» Rows:
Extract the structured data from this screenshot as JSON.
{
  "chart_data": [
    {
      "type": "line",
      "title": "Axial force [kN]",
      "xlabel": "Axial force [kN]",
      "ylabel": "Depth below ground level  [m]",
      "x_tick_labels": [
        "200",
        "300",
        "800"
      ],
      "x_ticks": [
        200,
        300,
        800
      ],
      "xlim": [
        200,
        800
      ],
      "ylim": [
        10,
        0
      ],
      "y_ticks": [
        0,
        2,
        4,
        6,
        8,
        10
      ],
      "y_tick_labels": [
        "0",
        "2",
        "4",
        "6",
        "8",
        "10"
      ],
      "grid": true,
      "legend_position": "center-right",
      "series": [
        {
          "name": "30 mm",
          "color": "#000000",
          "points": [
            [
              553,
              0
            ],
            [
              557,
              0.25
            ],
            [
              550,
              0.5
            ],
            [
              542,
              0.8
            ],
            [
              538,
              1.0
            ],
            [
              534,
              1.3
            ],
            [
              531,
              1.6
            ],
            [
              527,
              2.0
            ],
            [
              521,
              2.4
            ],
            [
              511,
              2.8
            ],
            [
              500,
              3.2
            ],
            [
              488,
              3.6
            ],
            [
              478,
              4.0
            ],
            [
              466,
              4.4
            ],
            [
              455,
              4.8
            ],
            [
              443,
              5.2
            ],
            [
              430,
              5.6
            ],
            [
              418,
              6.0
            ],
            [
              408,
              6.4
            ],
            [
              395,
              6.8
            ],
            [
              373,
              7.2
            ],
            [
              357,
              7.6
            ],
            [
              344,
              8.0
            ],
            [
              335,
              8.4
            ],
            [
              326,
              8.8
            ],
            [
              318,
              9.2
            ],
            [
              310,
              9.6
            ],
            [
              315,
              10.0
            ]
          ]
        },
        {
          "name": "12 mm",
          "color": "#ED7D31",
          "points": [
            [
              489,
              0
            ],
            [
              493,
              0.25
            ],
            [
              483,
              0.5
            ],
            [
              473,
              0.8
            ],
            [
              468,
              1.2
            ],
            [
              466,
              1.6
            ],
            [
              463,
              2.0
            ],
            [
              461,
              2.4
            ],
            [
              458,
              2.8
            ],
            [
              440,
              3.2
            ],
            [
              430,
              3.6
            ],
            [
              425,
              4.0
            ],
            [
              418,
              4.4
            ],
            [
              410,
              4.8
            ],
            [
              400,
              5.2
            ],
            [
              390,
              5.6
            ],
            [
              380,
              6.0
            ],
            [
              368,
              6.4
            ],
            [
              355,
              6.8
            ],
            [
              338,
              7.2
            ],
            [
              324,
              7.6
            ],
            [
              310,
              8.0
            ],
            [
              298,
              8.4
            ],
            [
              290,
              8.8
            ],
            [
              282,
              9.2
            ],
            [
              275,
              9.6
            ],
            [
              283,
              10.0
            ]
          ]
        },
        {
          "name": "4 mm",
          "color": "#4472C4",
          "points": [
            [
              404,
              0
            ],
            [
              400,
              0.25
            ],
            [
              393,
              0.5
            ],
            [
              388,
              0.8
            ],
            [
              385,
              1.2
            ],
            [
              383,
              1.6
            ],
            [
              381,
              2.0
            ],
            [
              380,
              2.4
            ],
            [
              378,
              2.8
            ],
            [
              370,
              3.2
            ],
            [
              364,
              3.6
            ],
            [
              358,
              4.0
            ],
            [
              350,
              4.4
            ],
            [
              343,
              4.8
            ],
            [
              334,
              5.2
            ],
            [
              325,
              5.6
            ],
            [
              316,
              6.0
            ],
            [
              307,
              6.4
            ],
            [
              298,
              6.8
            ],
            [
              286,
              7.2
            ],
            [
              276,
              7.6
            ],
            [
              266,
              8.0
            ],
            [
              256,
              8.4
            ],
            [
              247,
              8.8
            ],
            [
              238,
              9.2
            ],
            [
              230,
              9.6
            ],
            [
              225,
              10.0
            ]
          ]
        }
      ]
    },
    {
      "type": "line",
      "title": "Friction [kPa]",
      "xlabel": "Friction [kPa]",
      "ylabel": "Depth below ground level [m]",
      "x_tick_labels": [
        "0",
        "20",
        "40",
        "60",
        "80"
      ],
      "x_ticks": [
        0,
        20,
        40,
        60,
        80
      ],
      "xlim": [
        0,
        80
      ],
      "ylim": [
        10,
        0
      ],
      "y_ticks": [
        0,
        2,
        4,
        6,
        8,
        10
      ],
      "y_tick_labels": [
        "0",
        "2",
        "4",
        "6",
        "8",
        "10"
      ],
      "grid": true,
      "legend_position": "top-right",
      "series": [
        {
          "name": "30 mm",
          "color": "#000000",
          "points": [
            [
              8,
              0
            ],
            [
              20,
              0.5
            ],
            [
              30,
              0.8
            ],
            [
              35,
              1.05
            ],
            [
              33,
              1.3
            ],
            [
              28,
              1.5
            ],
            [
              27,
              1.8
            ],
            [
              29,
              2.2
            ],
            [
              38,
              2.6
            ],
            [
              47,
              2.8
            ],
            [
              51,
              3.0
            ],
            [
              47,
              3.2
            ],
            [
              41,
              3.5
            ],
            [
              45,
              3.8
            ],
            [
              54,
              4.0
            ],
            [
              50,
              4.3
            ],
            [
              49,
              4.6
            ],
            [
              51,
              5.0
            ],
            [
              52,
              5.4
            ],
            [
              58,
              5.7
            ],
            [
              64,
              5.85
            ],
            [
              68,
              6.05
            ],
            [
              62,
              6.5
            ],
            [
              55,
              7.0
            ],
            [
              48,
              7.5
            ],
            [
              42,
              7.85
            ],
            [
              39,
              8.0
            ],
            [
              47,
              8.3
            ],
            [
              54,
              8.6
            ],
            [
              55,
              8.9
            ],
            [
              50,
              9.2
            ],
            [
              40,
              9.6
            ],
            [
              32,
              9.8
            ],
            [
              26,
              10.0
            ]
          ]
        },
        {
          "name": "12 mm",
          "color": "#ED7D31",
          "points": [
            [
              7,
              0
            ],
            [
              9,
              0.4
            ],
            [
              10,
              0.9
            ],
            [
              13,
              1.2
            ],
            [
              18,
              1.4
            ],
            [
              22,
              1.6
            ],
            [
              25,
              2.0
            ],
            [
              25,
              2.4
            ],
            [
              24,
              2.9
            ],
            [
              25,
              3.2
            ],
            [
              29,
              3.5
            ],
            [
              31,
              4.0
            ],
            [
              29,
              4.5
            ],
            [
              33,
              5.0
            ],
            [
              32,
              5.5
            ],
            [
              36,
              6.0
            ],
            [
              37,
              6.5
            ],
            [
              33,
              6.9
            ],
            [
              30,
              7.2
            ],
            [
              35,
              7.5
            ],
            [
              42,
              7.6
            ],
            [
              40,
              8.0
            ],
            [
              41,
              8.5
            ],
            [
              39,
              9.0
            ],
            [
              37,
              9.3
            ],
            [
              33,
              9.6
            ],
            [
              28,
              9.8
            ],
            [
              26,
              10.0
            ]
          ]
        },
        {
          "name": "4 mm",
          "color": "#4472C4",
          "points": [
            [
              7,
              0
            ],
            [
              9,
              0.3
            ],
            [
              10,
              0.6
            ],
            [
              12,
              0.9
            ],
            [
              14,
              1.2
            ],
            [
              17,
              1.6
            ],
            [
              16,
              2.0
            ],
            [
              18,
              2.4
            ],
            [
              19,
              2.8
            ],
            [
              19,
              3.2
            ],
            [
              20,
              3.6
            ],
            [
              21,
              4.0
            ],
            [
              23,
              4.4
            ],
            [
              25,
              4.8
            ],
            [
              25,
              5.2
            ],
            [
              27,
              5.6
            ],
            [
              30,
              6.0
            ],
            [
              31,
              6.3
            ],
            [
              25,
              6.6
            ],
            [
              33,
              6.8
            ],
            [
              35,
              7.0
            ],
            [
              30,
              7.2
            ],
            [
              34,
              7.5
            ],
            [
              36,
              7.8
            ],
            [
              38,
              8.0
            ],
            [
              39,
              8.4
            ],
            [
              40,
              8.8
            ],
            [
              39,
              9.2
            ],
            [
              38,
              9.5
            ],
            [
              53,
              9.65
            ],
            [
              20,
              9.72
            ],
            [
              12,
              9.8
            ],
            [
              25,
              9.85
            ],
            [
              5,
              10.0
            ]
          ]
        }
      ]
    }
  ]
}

» Task description:
Which lines in the data above contain "Axial"? Show each one.

» Expected answer:
      "title": "Axial force [kN]",
      "xlabel": "Axial force [kN]",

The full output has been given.